_IHRE AUFGABE_:
Entscheiden Sie, ob die folgenden Aussagen mit dem Übungstext übereinstimmen, und belegen Sie jede Antwort (Ja oder Nein) mit einem wörtlichen Zitat aus dem Übungstext.
(a) Laut Übungstext wird der Zahnabrieb im Allgemeinen durch weiches Futter herbeigerufen.
(b) Die Beobachtungen zu Tieren mit schlechten Zähnen im Alter wurden über Jahre als Tierarzthelferin gemacht.
(c) iLulu hält die Kritik für angemessen.

_ÜBUNGSTEXT_:
Warum treten Zahnprobleme im Alter auf:
Weil es ein Prozess ist, der sich entwickelt und wenn man über Jahre nur so füttert, hat man im Alter Tiere mit schlechten Zähnen und genau das habe ich über Jahre als Tierarzthelferin beobachten können. Und daher entstehen auch meiner Meinung nach die meisten Zahnprobleme bei Haustieren eindeutig durch FALSCHE Fütterung.

Der Zahnabrieb im allgemeinen wird nicht durch weiches Futter herbeigerufen. Demzufolge lässt sich hierbei auch für mich erklären, warum Kaninchen auch mit Trockenfutter oft keine Zahnprobleme haben.

iLulu 10.07.2013 12:46

Zitat:

Zitat von Benny (Beitrag 531115)
Ich war deshalb so hart, weil diese letzte Kritik von Lupine bzgl. meines Beitrages mit dem Knollengemüse, mehr als kleinkariert war und das muss und werde ich mir nicht gefallen lassen.

Ich habe das alle verfolgt und weiß, warum du so reagiert hast. Vielleicht kann ich es sogar ein Stück weit verstehen...

Nichts desto trotz finde ich diese "Kritik" zu hart und unfair.

Noch mal, Kritik kann man auch neutral ausdrücke, ohne so krass zu werden.

Benny 10.07.2013 12:55

Zitat:

Zitat von iLulu (Beitrag 531120)
Ich habe das alle verfolgt und weiß, warum du so reagiert hast. Vielleicht kann ich es sogar ein Stück weit verstehen...

Nichts desto trotz finde ich diese "Kritik" zu hart und unfair.

Noch mal, Kritik kann man auch neutral ausdrücke, ohne so krass zu werden.

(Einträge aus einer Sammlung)

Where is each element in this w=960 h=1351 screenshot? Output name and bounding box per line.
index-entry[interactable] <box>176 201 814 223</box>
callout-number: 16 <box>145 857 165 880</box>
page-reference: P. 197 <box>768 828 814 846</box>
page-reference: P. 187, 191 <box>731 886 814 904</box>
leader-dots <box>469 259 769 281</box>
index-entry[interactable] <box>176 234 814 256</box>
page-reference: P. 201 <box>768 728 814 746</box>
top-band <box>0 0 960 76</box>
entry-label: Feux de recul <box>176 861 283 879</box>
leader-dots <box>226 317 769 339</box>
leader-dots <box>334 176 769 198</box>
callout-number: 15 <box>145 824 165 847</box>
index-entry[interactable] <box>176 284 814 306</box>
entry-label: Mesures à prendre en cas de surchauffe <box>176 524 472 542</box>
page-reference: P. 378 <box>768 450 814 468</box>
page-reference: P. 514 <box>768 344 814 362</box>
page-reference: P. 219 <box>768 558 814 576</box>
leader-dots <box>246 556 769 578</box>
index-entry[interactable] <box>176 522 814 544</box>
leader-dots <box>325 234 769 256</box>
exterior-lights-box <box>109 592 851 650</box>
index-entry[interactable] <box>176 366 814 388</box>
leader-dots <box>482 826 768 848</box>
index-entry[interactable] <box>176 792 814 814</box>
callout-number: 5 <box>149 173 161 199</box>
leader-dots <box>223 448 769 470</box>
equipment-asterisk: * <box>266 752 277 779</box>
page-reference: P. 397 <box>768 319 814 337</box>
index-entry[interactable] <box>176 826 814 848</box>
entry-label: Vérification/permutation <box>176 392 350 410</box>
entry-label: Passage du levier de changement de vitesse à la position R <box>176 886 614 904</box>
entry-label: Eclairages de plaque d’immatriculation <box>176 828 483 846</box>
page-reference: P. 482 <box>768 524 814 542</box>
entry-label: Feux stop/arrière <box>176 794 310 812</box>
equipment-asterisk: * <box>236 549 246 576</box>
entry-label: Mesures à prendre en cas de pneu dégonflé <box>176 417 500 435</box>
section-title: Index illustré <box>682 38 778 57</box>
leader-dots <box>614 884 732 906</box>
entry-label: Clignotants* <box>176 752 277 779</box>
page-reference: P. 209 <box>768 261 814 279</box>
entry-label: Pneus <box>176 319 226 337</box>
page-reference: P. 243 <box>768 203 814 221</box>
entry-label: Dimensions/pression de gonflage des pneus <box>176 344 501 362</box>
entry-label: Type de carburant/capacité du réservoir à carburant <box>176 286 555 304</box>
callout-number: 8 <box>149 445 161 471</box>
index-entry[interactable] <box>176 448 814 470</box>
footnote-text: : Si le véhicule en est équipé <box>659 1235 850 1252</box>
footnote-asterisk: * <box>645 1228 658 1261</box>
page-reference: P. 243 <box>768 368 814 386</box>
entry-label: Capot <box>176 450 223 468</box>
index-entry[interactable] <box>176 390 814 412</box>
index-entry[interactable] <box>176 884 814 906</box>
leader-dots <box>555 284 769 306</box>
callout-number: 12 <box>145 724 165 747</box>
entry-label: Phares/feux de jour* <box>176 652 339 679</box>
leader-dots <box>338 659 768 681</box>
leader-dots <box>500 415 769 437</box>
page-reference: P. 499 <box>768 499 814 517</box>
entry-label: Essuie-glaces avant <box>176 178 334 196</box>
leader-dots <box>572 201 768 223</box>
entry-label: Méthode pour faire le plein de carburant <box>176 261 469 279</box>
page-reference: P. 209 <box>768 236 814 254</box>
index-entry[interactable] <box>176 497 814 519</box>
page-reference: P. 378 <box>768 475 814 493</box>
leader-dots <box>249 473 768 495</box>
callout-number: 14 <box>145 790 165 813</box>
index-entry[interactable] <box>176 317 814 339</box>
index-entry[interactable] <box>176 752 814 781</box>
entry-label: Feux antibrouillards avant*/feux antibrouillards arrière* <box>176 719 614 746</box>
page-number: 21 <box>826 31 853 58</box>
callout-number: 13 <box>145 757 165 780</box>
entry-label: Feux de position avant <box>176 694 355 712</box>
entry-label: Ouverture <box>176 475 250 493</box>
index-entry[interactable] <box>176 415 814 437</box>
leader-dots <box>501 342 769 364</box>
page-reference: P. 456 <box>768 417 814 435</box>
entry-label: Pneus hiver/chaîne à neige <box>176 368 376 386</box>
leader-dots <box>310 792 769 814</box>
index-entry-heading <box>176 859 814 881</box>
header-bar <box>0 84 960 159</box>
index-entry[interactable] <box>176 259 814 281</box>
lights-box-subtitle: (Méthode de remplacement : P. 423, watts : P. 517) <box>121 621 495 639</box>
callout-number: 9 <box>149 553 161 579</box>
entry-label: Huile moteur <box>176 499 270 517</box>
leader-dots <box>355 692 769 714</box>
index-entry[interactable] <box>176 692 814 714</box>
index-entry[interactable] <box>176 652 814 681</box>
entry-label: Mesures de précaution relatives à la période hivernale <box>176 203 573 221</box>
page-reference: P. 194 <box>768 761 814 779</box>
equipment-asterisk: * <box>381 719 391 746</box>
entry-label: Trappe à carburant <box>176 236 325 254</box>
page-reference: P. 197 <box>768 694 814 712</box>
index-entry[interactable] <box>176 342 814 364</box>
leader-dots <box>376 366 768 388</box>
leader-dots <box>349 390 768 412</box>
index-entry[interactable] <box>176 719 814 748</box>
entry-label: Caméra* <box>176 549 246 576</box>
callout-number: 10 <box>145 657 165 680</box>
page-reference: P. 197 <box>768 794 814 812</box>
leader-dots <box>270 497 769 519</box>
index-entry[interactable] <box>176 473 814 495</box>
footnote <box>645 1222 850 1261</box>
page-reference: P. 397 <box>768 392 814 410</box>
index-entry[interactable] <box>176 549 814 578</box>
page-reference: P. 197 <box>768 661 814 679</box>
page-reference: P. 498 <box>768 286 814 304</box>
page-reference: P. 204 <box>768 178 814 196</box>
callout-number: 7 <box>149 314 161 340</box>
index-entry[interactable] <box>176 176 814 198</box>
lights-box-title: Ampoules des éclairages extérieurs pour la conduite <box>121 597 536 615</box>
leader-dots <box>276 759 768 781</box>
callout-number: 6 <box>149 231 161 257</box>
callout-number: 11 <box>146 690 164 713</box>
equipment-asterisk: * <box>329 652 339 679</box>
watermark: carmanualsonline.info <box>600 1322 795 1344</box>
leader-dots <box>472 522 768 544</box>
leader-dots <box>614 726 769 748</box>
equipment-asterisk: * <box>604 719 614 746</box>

_MUSTERLÖSUNG_:
(a) Nein: „Der Zahnabrieb im allgemeinen wird nicht durch weiches Futter herbeigerufen.“
(b) Ja: „genau das habe ich über Jahre als Tierarzthelferin beobachten können“
(c) Nein: „Nichts desto trotz finde ich diese "Kritik" zu hart und unfair.“